Instructions for the task:
Each line from the one containing "Read out every word on this page." through the end of the listing below must be copied exactly; pictures are excluded.

Records from a data source:
(begin)
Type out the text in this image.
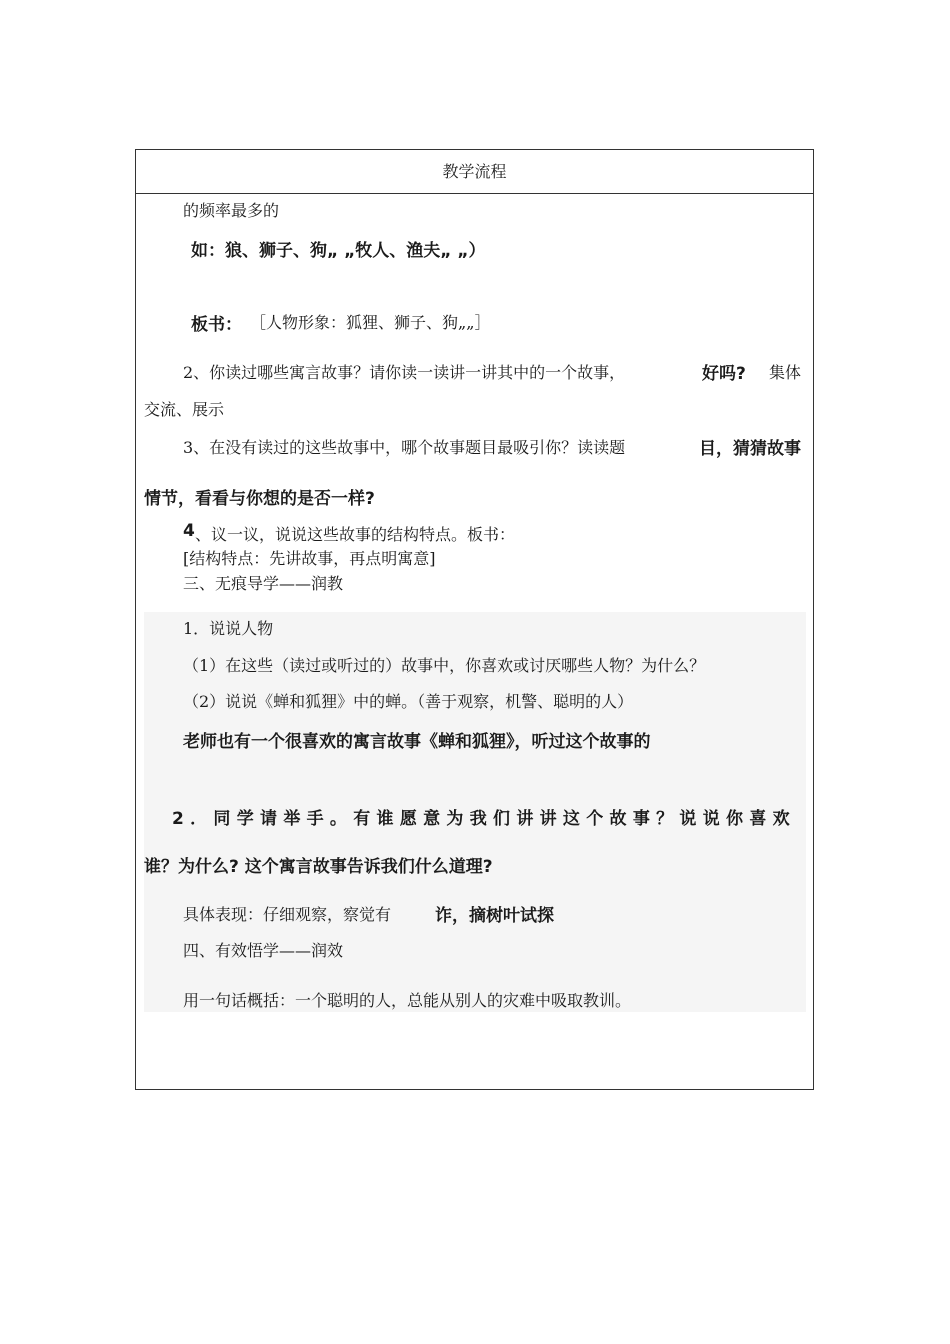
教学流程
的频率最多的
如：狼、狮子、狗„ „牧人、渔夫„ „）
板书： ［人物形象：狐狸、狮子、狗„„］
2、你读过哪些寓言故事？请你读一读讲一讲其中的一个故事，	好吗? 集体
交流、展示
3、在没有读过的这些故事中，哪个故事题目最吸引你？读读题	目，猜猜故事
情节，看看与你想的是否一样?
4 、议一议，说说这些故事的结构特点。板书：
[结构特点：先讲故事，再点明寓意]
三、无痕导学——润教
1．说说人物
（1）在这些（读过或听过的）故事中，你喜欢或讨厌哪些人物？为什么？
（2）说说《蝉和狐狸》中的蝉。（善于观察，机警、聪明的人）
老师也有一个很喜欢的寓言故事《蝉和狐狸》，听过这个故事的
2．同学请举手。有谁愿意为我们讲讲这个故事？说说你喜欢
谁？为什么? 这个寓言故事告诉我们什么道理?
具体表现：仔细观察，察觉有	诈，摘树叶试探
四、有效悟学——润效
用一句话概括：一个聪明的人，总能从别人的灾难中吸取教训。
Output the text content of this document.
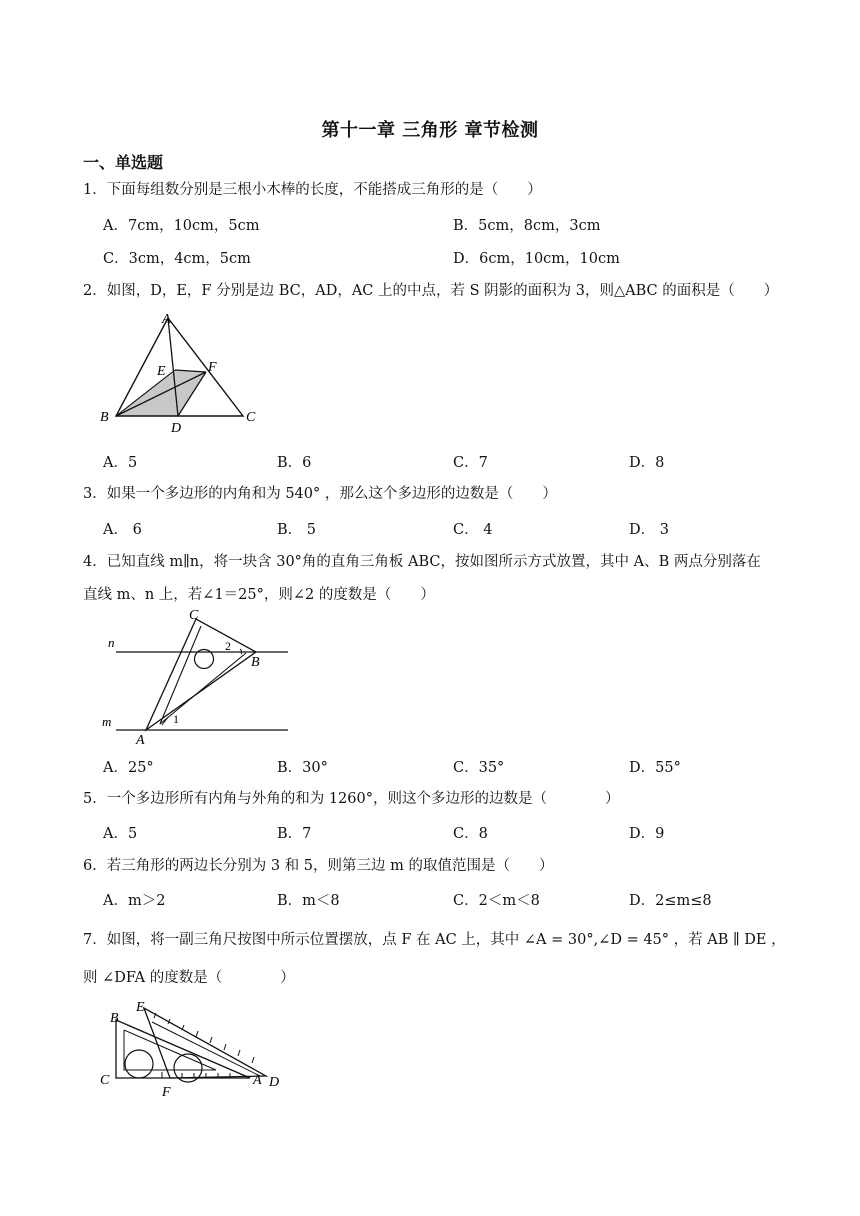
第十一章 三角形 章节检测
一、单选题
1．下面每组数分别是三根小木棒的长度，不能搭成三角形的是（　　）
A．7cm，10cm，5cm	B．5cm，8cm，3cm
C．3cm，4cm，5cm	D．6cm，10cm，10cm
2．如图，D，E，F 分别是边 BC，AD，AC 上的中点，若 S 阴影的面积为 3，则△ABC 的面积是（　　）
A
E	F
B
D
C
A．5	B．6	C．7	D．8
3．如果一个多边形的内角和为 540° ，那么这个多边形的边数是（　　）
A． 6	B． 5	C． 4	D． 3
4．已知直线 m∥n，将一块含 30°角的直角三角板 ABC，按如图所示方式放置，其中 A、B 两点分别落在
直线 m、n 上，若∠1＝25°，则∠2 的度数是（　　）
C
n	2
B
m	1
A
A．25°	B．30°	C．35°	D．55°
5．一个多边形所有内角与外角的和为 1260°，则这个多边形的边数是（　　　　）
A．5	B．7	C．8	D．9
6．若三角形的两边长分别为 3 和 5，则第三边 m 的取值范围是（　　）
A．m＞2	B．m＜8	C．2＜m＜8	D．2≤m≤8
7．如图，将一副三角尺按图中所示位置摆放，点 F 在 AC 上，其中 ∠A = 30°,∠D = 45° ，若 AB ∥ DE ，
则 ∠DFA 的度数是（　　　　）
E
B
D
C
F
A
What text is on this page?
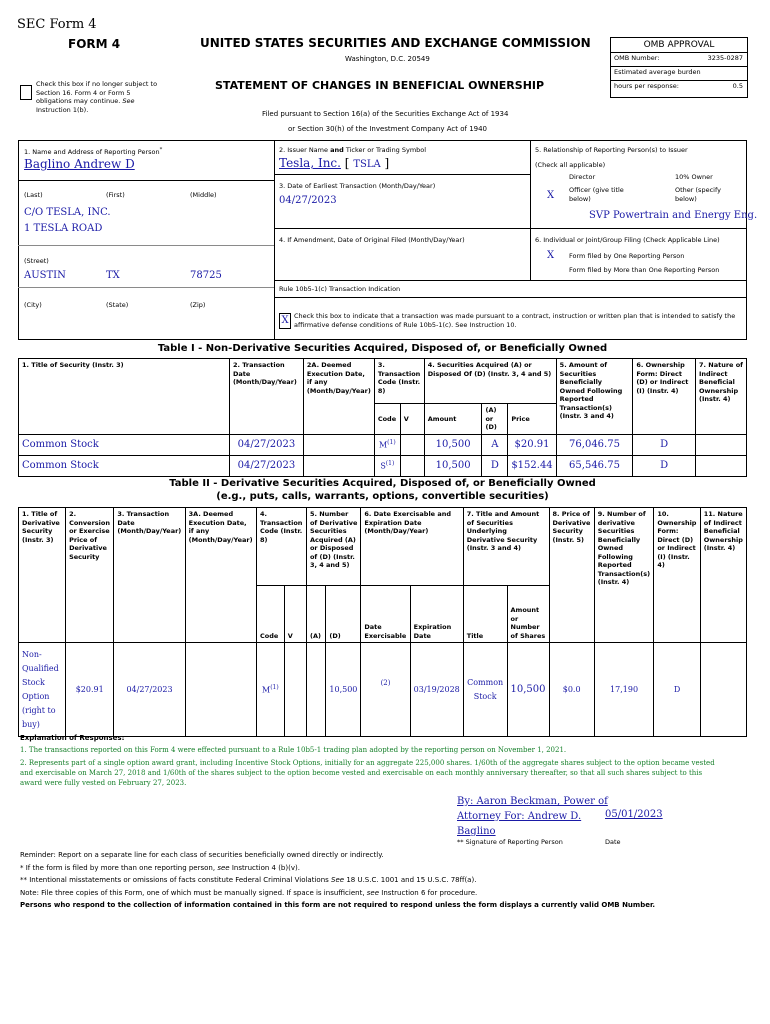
SEC Form 4
FORM 4
Check this box if no longer subject to
Section 16. Form 4 or Form 5
obligations may continue. See
Instruction 1(b).
UNITED STATES SECURITIES AND EXCHANGE COMMISSION
Washington, D.C. 20549
STATEMENT OF CHANGES IN BENEFICIAL OWNERSHIP
Filed pursuant to Section 16(a) of the Securities Exchange Act of 1934
or Section 30(h) of the Investment Company Act of 1940
OMB APPROVAL
OMB Number:	3235-0287
Estimated average burden
hours per response:	0.5
1. Name and Address of Reporting Person*
Baglino Andrew D
(Last)	(First)	(Middle)
C/O TESLA, INC.
1 TESLA ROAD
(Street)
AUSTIN	TX	78725
(City)	(State)	(Zip)
2. Issuer Name and Ticker or Trading Symbol
Tesla, Inc. [ TSLA ]
3. Date of Earliest Transaction (Month/Day/Year)
04/27/2023
4. If Amendment, Date of Original Filed (Month/Day/Year)
5. Relationship of Reporting Person(s) to Issuer
(Check all applicable)
Director	10% Owner
X Officer (give title
below)
Other (specify
below)
SVP Powertrain and Energy Eng.
6. Individual or Joint/Group Filing (Check Applicable Line)
X Form filed by One Reporting Person
Form filed by More than One Reporting Person
Rule 10b5-1(c) Transaction Indication
X Check this box to indicate that a transaction was made pursuant to a contract, instruction or written plan that is intended to satisfy the
affirmative defense conditions of Rule 10b5-1(c). See Instruction 10.
Table I - Non-Derivative Securities Acquired, Disposed of, or Beneficially Owned
1. Title of Security (Instr. 3)	2. Transaction Date (Month/Day/Year)	2A. Deemed Execution Date, if any (Month/Day/Year)	3. Transaction Code (Instr. 8)		4. Securities Acquired (A) or Disposed Of (D) (Instr. 3, 4 and 5)			5. Amount of Securities Beneficially Owned Following Reported Transaction(s) (Instr. 3 and 4)	6. Ownership Form: Direct (D) or Indirect (I) (Instr. 4)	7. Nature of Indirect Beneficial Ownership (Instr. 4)
			Code	V	Amount	(A) or (D)	Price			
Common Stock	04/27/2023		$M^{(1)}$		10,500	A	$20.91	76,046.75	D	
Common Stock	04/27/2023		$S^{(1)}$		10,500	D	$152.44	65,546.75	D	
Table II - Derivative Securities Acquired, Disposed of, or Beneficially Owned
(e.g., puts, calls, warrants, options, convertible securities)
1. Title of Derivative Security (Instr. 3)	2. Conversion or Exercise Price of Derivative Security	3. Transaction Date (Month/Day/Year)	3A. Deemed Execution Date, if any (Month/Day/Year)	4. Transaction Code (Instr. 8)		5. Number of Derivative Securities Acquired (A) or Disposed of (D) (Instr. 3, 4 and 5)		6. Date Exercisable and Expiration Date (Month/Day/Year)		7. Title and Amount of Securities Underlying Derivative Security (Instr. 3 and 4)		8. Price of Derivative Security (Instr. 5)	9. Number of derivative Securities Beneficially Owned Following Reported Transaction(s) (Instr. 4)	10. Ownership Form: Direct (D) or Indirect (I) (Instr. 4)	11. Nature of Indirect Beneficial Ownership (Instr. 4)
				Code	V	(A)	(D)	Date Exercisable	Expiration Date	Title	Amount or Number of Shares				
Non-Qualified Stock Option (right to buy)	$20.91	04/27/2023		$M^{(1)}$			10,500	(2)	03/19/2028	Common Stock	10,500	$0.0	17,190	D	
Explanation of Responses:
1. The transactions reported on this Form 4 were effected pursuant to a Rule 10b5-1 trading plan adopted by the reporting person on November 1, 2021.
2. Represents part of a single option award grant, including Incentive Stock Options, initially for an aggregate 225,000 shares. 1/60th of the aggregate shares subject to the option became vested
and exercisable on March 27, 2018 and 1/60th of the shares subject to the option become vested and exercisable on each monthly anniversary thereafter, so that all such shares subject to this
award were fully vested on February 27, 2023.
By: Aaron Beckman, Power of
Attorney For: Andrew D.
Baglino
05/01/2023
** Signature of Reporting Person	Date
Reminder: Report on a separate line for each class of securities beneficially owned directly or indirectly.
* If the form is filed by more than one reporting person, see Instruction 4 (b)(v).
** Intentional misstatements or omissions of facts constitute Federal Criminal Violations See 18 U.S.C. 1001 and 15 U.S.C. 78ff(a).
Note: File three copies of this Form, one of which must be manually signed. If space is insufficient, see Instruction 6 for procedure.
Persons who respond to the collection of information contained in this form are not required to respond unless the form displays a currently valid OMB Number.
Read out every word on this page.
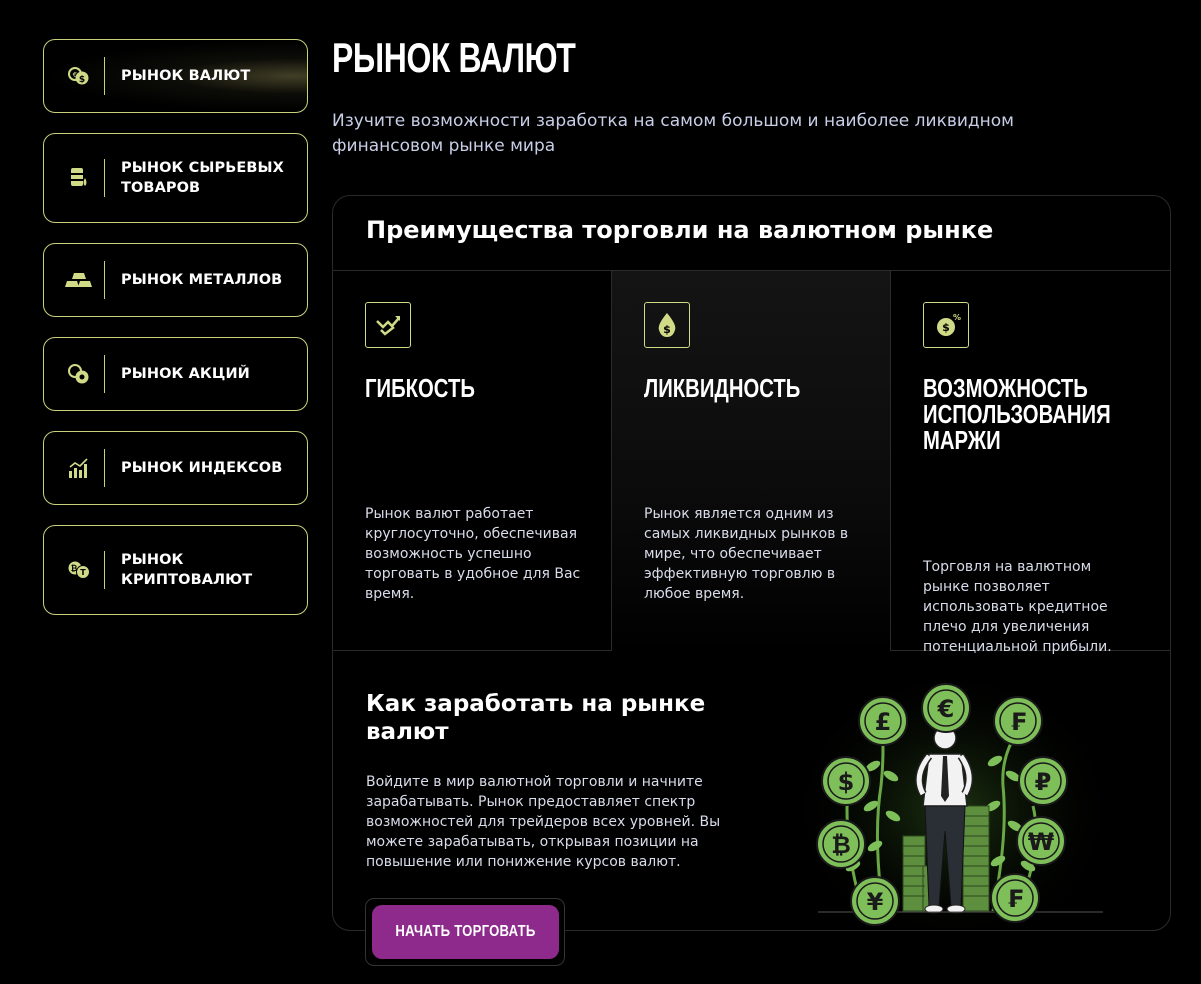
$
€	РЫНОК ВАЛЮТ
РЫНОК СЫРЬЕВЫХ
ТОВАРОВ
РЫНОК МЕТАЛЛОВ
РЫНОК АКЦИЙ
РЫНОК ИНДЕКСОВ
₿ T
РЫНОК
КРИПТОВАЛЮТ
РЫНОК ВАЛЮТ

Изучите возможности заработка на самом большом и наиболее ликвидном финансовом рынке мира

Преимущества торговли на валютном рынке
ГИБКОСТЬ
Рынок валют работает круглосуточно, обеспечивая возможность успешно торговать в удобное для Вас время.
$
ЛИКВИДНОСТЬ
Рынок является одним из самых ликвидных рынков в мире, что обеспечивает эффективную торговлю в любое время.
$
%
ВОЗМОЖНОСТЬ ИСПОЛЬЗОВАНИЯ МАРЖИ
Торговля на валютном рынке позволяет использовать кредитное плечо для увеличения потенциальной прибыли.
Как заработать на рынке валют

Войдите в мир валютной торговли и начните зарабатывать. Рынок предоставляет спектр возможностей для трейдеров всех уровней. Вы можете зарабатывать, открывая позиции на повышение или понижение курсов валют.

£ € ₣
$	₽
₿	₩
¥	₣
НАЧАТЬ ТОРГОВАТЬ
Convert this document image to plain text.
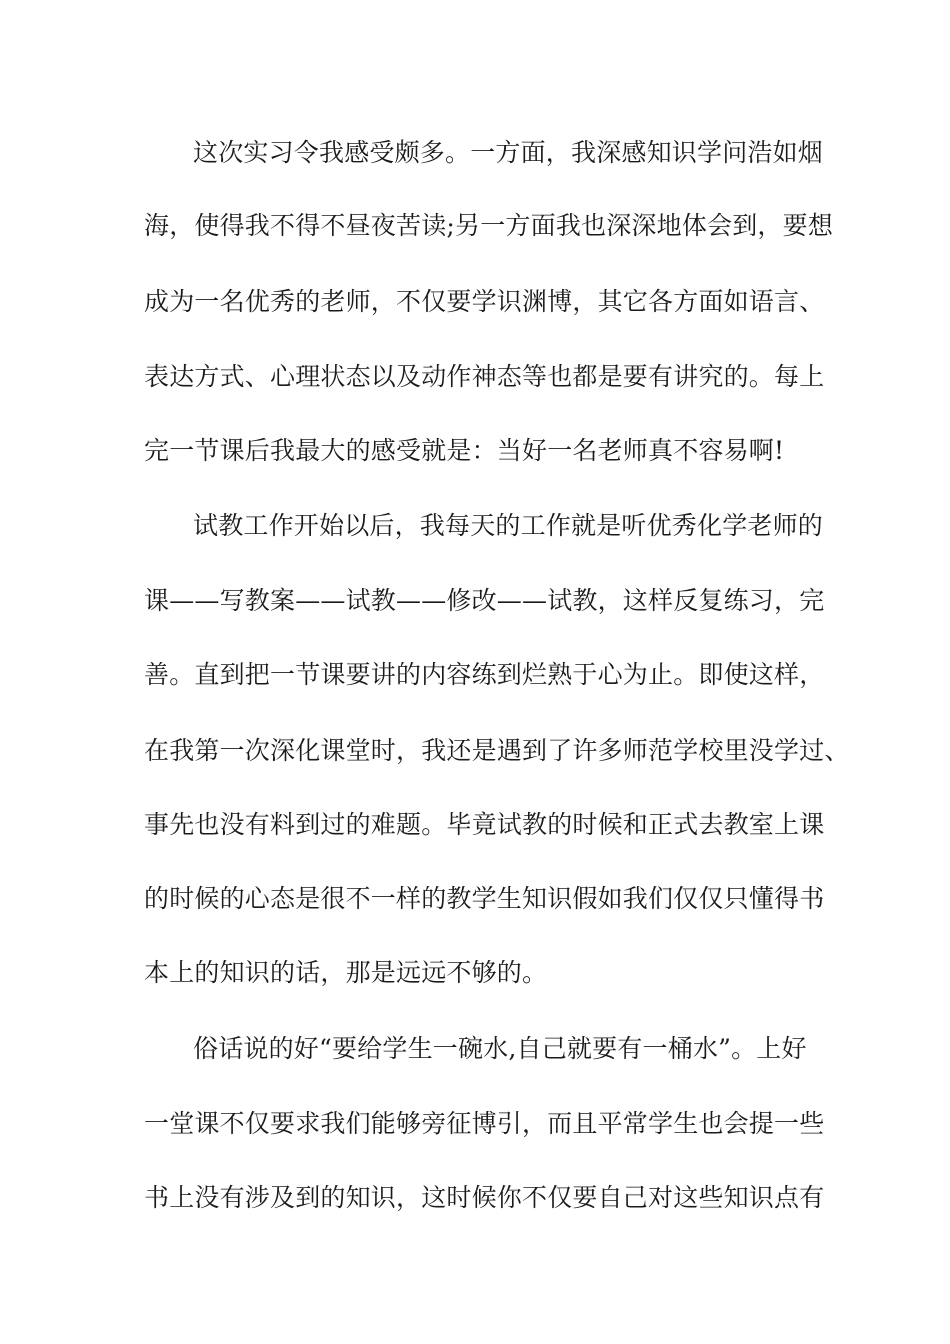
这次实习令我感受颇多。一方面，我深感知识学问浩如烟
海，使得我不得不昼夜苦读;另一方面我也深深地体会到，要想
成为一名优秀的老师，不仅要学识渊博，其它各方面如语言、
表达方式、心理状态以及动作神态等也都是要有讲究的。每上
完一节课后我最大的感受就是：当好一名老师真不容易啊!
试教工作开始以后，我每天的工作就是听优秀化学老师的
课——写教案——试教——修改——试教，这样反复练习，完
善。直到把一节课要讲的内容练到烂熟于心为止。即使这样，
在我第一次深化课堂时，我还是遇到了许多师范学校里没学过、
事先也没有料到过的难题。毕竟试教的时候和正式去教室上课
的时候的心态是很不一样的教学生知识假如我们仅仅只懂得书
本上的知识的话，那是远远不够的。
俗话说的好“要给学生一碗水,自己就要有一桶水”。上好
一堂课不仅要求我们能够旁征博引，而且平常学生也会提一些
书上没有涉及到的知识，这时候你不仅要自己对这些知识点有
(end)
Response:
Read out every word on this page.
$
€	РЫНОК ВАЛЮТ
РЫНОК СЫРЬЕВЫХ
ТОВАРОВ
РЫНОК МЕТАЛЛОВ
РЫНОК АКЦИЙ
РЫНОК ИНДЕКСОВ
₿ T
РЫНОК
КРИПТОВАЛЮТ
РЫНОК ВАЛЮТ

Изучите возможности заработка на самом большом и наиболее ликвидном финансовом рынке мира

Преимущества торговли на валютном рынке
ГИБКОСТЬ
Рынок валют работает круглосуточно, обеспечивая возможность успешно торговать в удобное для Вас время.
$
ЛИКВИДНОСТЬ
Рынок является одним из самых ликвидных рынков в мире, что обеспечивает эффективную торговлю в любое время.
$
%
ВОЗМОЖНОСТЬ ИСПОЛЬЗОВАНИЯ МАРЖИ
Торговля на валютном рынке позволяет использовать кредитное плечо для увеличения потенциальной прибыли.
Как заработать на рынке валют

Войдите в мир валютной торговли и начните зарабатывать. Рынок предоставляет спектр возможностей для трейдеров всех уровней. Вы можете зарабатывать, открывая позиции на повышение или понижение курсов валют.

£ € ₣
$	₽
₿	₩
¥	₣
НАЧАТЬ ТОРГОВАТЬ
Convert this document image to plain text.
这次实习令我感受颇多。一方面，我深感知识学问浩如烟
海，使得我不得不昼夜苦读;另一方面我也深深地体会到，要想
成为一名优秀的老师，不仅要学识渊博，其它各方面如语言、
表达方式、心理状态以及动作神态等也都是要有讲究的。每上
完一节课后我最大的感受就是：当好一名老师真不容易啊!
试教工作开始以后，我每天的工作就是听优秀化学老师的
课——写教案——试教——修改——试教，这样反复练习，完
善。直到把一节课要讲的内容练到烂熟于心为止。即使这样，
在我第一次深化课堂时，我还是遇到了许多师范学校里没学过、
事先也没有料到过的难题。毕竟试教的时候和正式去教室上课
的时候的心态是很不一样的教学生知识假如我们仅仅只懂得书
本上的知识的话，那是远远不够的。
俗话说的好“要给学生一碗水,自己就要有一桶水”。上好
一堂课不仅要求我们能够旁征博引，而且平常学生也会提一些
书上没有涉及到的知识，这时候你不仅要自己对这些知识点有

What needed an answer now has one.